+++ Given records
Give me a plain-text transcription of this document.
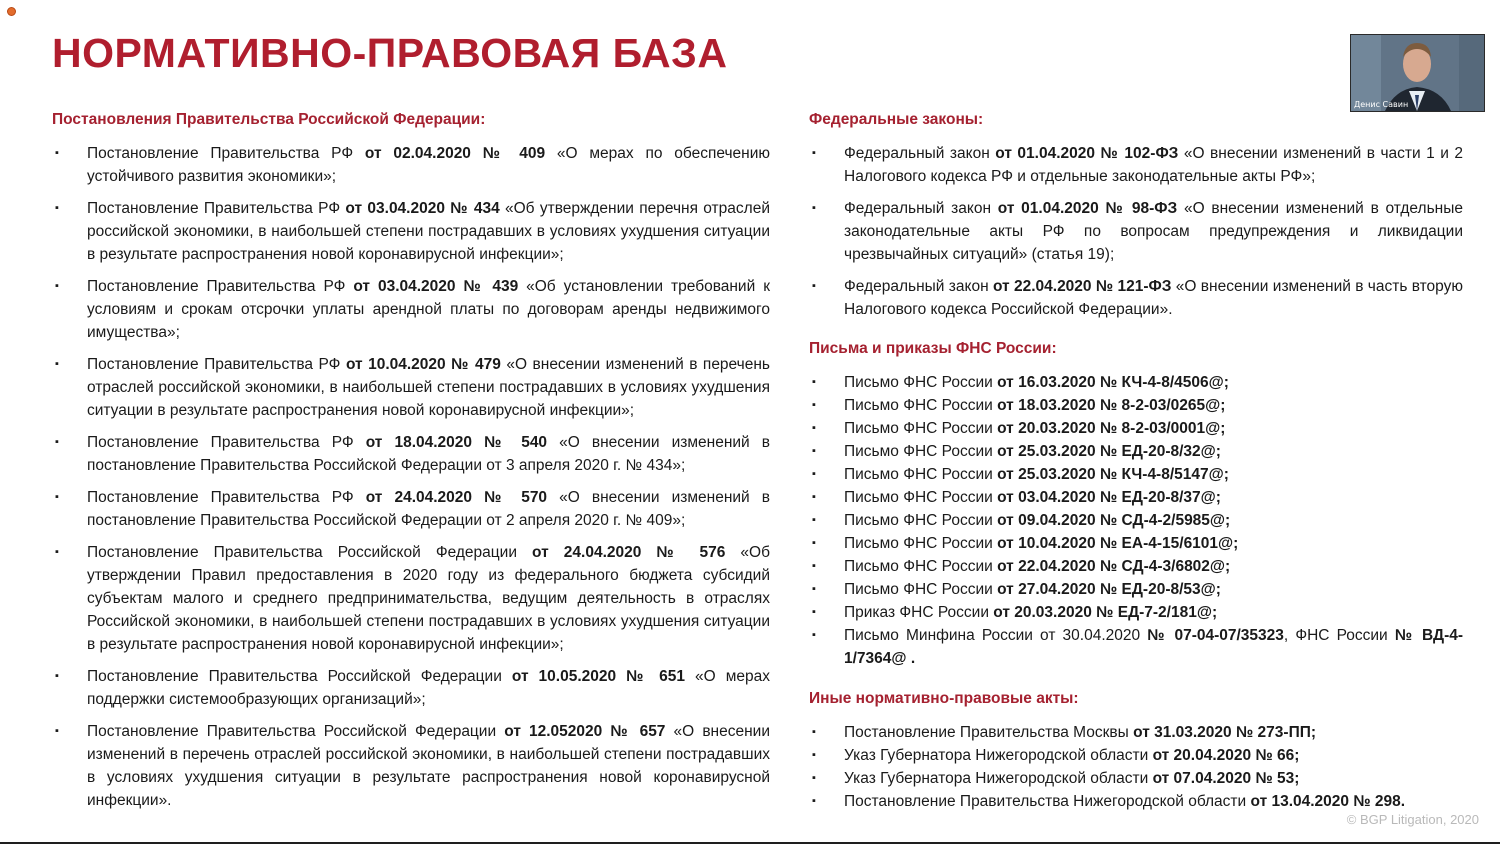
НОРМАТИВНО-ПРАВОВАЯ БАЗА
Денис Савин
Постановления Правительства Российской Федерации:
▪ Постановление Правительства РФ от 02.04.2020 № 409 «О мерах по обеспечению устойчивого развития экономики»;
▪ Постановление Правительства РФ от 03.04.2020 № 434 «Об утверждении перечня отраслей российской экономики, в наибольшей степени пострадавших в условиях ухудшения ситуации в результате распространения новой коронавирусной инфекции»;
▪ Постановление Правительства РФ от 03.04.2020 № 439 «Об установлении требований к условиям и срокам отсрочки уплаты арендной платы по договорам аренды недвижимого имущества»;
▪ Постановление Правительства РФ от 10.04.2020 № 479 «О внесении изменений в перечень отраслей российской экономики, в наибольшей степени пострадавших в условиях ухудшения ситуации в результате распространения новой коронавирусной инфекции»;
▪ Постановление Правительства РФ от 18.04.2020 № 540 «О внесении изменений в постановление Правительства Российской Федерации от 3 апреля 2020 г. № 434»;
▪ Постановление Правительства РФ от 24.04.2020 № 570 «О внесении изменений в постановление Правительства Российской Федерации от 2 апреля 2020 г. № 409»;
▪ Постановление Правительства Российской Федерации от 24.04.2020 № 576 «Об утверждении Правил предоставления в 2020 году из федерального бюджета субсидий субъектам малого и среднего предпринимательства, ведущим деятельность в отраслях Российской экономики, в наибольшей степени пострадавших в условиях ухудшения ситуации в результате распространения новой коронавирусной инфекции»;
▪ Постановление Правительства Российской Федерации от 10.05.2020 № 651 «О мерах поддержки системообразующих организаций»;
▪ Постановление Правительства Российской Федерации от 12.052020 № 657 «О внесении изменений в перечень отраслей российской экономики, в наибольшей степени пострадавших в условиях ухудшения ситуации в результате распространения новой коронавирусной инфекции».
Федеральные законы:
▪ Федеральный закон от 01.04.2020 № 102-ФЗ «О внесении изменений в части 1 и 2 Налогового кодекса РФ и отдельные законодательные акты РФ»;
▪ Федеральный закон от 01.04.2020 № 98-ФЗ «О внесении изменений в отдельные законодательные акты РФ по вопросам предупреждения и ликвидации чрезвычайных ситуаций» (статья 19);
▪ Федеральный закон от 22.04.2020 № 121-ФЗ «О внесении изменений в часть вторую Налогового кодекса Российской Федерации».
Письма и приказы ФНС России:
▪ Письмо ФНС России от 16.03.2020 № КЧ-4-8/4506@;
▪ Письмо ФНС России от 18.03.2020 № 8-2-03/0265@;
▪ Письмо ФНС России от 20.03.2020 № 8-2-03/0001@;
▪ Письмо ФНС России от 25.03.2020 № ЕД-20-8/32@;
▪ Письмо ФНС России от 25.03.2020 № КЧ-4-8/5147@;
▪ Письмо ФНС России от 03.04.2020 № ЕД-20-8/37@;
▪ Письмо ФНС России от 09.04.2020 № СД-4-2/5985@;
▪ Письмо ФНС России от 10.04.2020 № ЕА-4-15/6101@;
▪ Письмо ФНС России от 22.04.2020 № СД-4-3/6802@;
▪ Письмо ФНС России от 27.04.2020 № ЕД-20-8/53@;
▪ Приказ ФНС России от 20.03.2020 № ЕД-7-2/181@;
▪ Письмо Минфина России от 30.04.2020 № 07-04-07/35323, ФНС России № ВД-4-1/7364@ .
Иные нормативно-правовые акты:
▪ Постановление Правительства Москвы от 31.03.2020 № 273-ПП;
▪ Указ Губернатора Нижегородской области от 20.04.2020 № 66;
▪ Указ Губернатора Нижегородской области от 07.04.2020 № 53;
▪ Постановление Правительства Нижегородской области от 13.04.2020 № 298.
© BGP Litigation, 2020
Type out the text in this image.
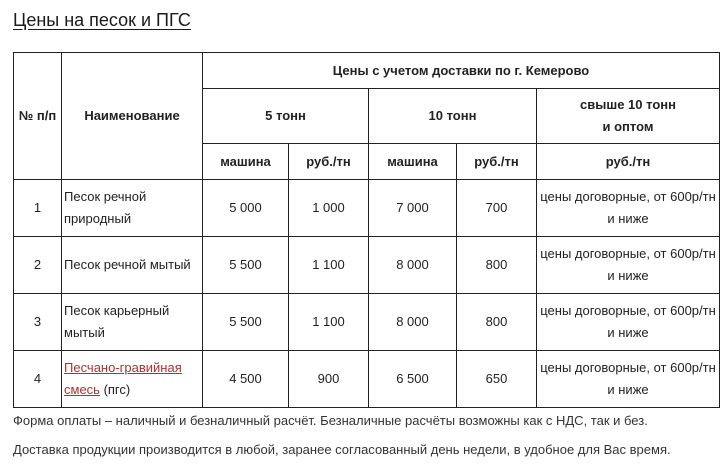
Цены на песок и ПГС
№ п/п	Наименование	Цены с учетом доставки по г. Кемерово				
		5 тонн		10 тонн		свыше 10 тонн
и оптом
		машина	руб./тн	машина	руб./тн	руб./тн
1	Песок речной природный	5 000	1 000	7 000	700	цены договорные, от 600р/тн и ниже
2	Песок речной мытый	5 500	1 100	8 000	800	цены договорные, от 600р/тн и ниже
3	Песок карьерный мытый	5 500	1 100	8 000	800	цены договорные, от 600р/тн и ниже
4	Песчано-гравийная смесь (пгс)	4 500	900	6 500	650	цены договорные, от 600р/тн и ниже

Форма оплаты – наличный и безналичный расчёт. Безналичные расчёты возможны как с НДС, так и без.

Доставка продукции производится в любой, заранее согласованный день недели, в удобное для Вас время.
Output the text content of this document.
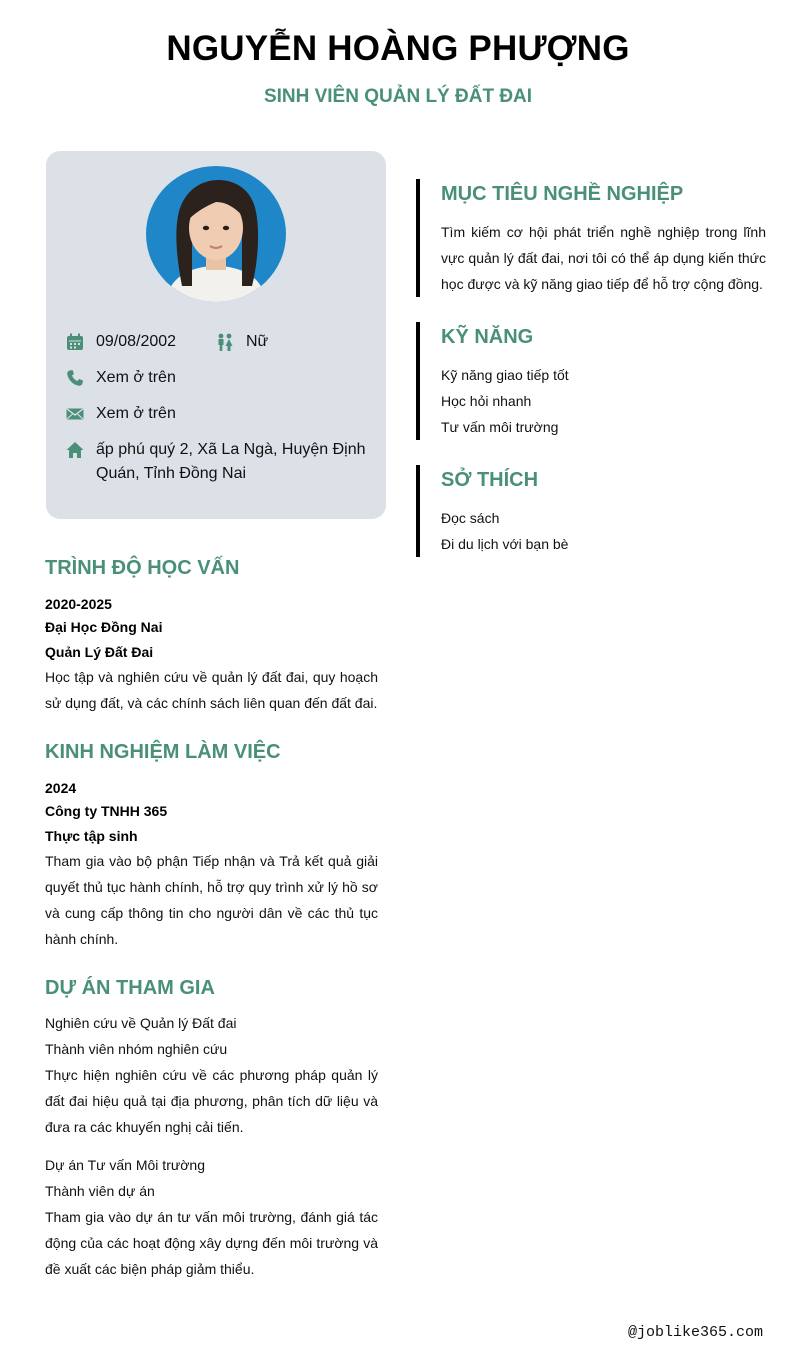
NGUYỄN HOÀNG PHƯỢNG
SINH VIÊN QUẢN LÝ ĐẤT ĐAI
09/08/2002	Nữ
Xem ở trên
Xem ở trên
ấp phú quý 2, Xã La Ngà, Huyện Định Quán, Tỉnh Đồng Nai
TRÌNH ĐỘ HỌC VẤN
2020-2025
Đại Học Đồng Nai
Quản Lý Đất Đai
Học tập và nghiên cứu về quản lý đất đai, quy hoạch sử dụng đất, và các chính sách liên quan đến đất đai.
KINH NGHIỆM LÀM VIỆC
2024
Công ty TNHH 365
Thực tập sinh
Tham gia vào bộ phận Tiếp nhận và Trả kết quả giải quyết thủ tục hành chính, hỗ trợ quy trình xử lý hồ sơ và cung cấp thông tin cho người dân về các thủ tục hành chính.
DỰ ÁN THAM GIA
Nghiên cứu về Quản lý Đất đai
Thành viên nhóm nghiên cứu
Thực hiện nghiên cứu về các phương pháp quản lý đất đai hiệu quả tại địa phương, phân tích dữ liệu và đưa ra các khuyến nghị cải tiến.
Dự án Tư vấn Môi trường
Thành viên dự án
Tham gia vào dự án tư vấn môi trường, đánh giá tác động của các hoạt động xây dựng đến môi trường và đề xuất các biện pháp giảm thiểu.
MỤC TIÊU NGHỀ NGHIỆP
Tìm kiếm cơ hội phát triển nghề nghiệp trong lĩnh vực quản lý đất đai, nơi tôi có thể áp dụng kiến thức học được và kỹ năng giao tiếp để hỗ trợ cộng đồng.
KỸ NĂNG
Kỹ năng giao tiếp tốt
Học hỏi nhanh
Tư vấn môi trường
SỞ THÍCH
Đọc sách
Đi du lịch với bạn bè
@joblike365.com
++++++
Exercise description:
Pictures in the records must not appear in the copy; transcribe everything else precisely.

Task output:
Give me a plain-text transcription of this document.
НОРМАТИВНО-ПРАВОВАЯ БАЗА
Денис Савин
Постановления Правительства Российской Федерации:
▪ Постановление Правительства РФ от 02.04.2020 № 409 «О мерах по обеспечению устойчивого развития экономики»;
▪ Постановление Правительства РФ от 03.04.2020 № 434 «Об утверждении перечня отраслей российской экономики, в наибольшей степени пострадавших в условиях ухудшения ситуации в результате распространения новой коронавирусной инфекции»;
▪ Постановление Правительства РФ от 03.04.2020 № 439 «Об установлении требований к условиям и срокам отсрочки уплаты арендной платы по договорам аренды недвижимого имущества»;
▪ Постановление Правительства РФ от 10.04.2020 № 479 «О внесении изменений в перечень отраслей российской экономики, в наибольшей степени пострадавших в условиях ухудшения ситуации в результате распространения новой коронавирусной инфекции»;
▪ Постановление Правительства РФ от 18.04.2020 № 540 «О внесении изменений в постановление Правительства Российской Федерации от 3 апреля 2020 г. № 434»;
▪ Постановление Правительства РФ от 24.04.2020 № 570 «О внесении изменений в постановление Правительства Российской Федерации от 2 апреля 2020 г. № 409»;
▪ Постановление Правительства Российской Федерации от 24.04.2020 № 576 «Об утверждении Правил предоставления в 2020 году из федерального бюджета субсидий субъектам малого и среднего предпринимательства, ведущим деятельность в отраслях Российской экономики, в наибольшей степени пострадавших в условиях ухудшения ситуации в результате распространения новой коронавирусной инфекции»;
▪ Постановление Правительства Российской Федерации от 10.05.2020 № 651 «О мерах поддержки системообразующих организаций»;
▪ Постановление Правительства Российской Федерации от 12.052020 № 657 «О внесении изменений в перечень отраслей российской экономики, в наибольшей степени пострадавших в условиях ухудшения ситуации в результате распространения новой коронавирусной инфекции».
Федеральные законы:
▪ Федеральный закон от 01.04.2020 № 102-ФЗ «О внесении изменений в части 1 и 2 Налогового кодекса РФ и отдельные законодательные акты РФ»;
▪ Федеральный закон от 01.04.2020 № 98-ФЗ «О внесении изменений в отдельные законодательные акты РФ по вопросам предупреждения и ликвидации чрезвычайных ситуаций» (статья 19);
▪ Федеральный закон от 22.04.2020 № 121-ФЗ «О внесении изменений в часть вторую Налогового кодекса Российской Федерации».
Письма и приказы ФНС России:
▪ Письмо ФНС России от 16.03.2020 № КЧ-4-8/4506@;
▪ Письмо ФНС России от 18.03.2020 № 8-2-03/0265@;
▪ Письмо ФНС России от 20.03.2020 № 8-2-03/0001@;
▪ Письмо ФНС России от 25.03.2020 № ЕД-20-8/32@;
▪ Письмо ФНС России от 25.03.2020 № КЧ-4-8/5147@;
▪ Письмо ФНС России от 03.04.2020 № ЕД-20-8/37@;
▪ Письмо ФНС России от 09.04.2020 № СД-4-2/5985@;
▪ Письмо ФНС России от 10.04.2020 № ЕА-4-15/6101@;
▪ Письмо ФНС России от 22.04.2020 № СД-4-3/6802@;
▪ Письмо ФНС России от 27.04.2020 № ЕД-20-8/53@;
▪ Приказ ФНС России от 20.03.2020 № ЕД-7-2/181@;
▪ Письмо Минфина России от 30.04.2020 № 07-04-07/35323, ФНС России № ВД-4-1/7364@ .
Иные нормативно-правовые акты:
▪ Постановление Правительства Москвы от 31.03.2020 № 273-ПП;
▪ Указ Губернатора Нижегородской области от 20.04.2020 № 66;
▪ Указ Губернатора Нижегородской области от 07.04.2020 № 53;
▪ Постановление Правительства Нижегородской области от 13.04.2020 № 298.
© BGP Litigation, 2020
Type out the text in this image.
Цены на песок и ПГС
№ п/п	Наименование	Цены с учетом доставки по г. Кемерово				
		5 тонн		10 тонн		свыше 10 тонн
и оптом
		машина	руб./тн	машина	руб./тн	руб./тн
1	Песок речной природный	5 000	1 000	7 000	700	цены договорные, от 600р/тн и ниже
2	Песок речной мытый	5 500	1 100	8 000	800	цены договорные, от 600р/тн и ниже
3	Песок карьерный мытый	5 500	1 100	8 000	800	цены договорные, от 600р/тн и ниже
4	Песчано-гравийная смесь (пгс)	4 500	900	6 500	650	цены договорные, от 600р/тн и ниже

Форма оплаты – наличный и безналичный расчёт. Безналичные расчёты возможны как с НДС, так и без.

Доставка продукции производится в любой, заранее согласованный день недели, в удобное для Вас время.
Output the text content of this document.
NGUYỄN HOÀNG PHƯỢNG
SINH VIÊN QUẢN LÝ ĐẤT ĐAI
09/08/2002	Nữ
Xem ở trên
Xem ở trên
ấp phú quý 2, Xã La Ngà, Huyện Định Quán, Tỉnh Đồng Nai
TRÌNH ĐỘ HỌC VẤN
2020-2025
Đại Học Đồng Nai
Quản Lý Đất Đai
Học tập và nghiên cứu về quản lý đất đai, quy hoạch sử dụng đất, và các chính sách liên quan đến đất đai.
KINH NGHIỆM LÀM VIỆC
2024
Công ty TNHH 365
Thực tập sinh
Tham gia vào bộ phận Tiếp nhận và Trả kết quả giải quyết thủ tục hành chính, hỗ trợ quy trình xử lý hồ sơ và cung cấp thông tin cho người dân về các thủ tục hành chính.
DỰ ÁN THAM GIA
Nghiên cứu về Quản lý Đất đai
Thành viên nhóm nghiên cứu
Thực hiện nghiên cứu về các phương pháp quản lý đất đai hiệu quả tại địa phương, phân tích dữ liệu và đưa ra các khuyến nghị cải tiến.
Dự án Tư vấn Môi trường
Thành viên dự án
Tham gia vào dự án tư vấn môi trường, đánh giá tác động của các hoạt động xây dựng đến môi trường và đề xuất các biện pháp giảm thiểu.
MỤC TIÊU NGHỀ NGHIỆP
Tìm kiếm cơ hội phát triển nghề nghiệp trong lĩnh vực quản lý đất đai, nơi tôi có thể áp dụng kiến thức học được và kỹ năng giao tiếp để hỗ trợ cộng đồng.
KỸ NĂNG
Kỹ năng giao tiếp tốt
Học hỏi nhanh
Tư vấn môi trường
SỞ THÍCH
Đọc sách
Đi du lịch với bạn bè
@joblike365.com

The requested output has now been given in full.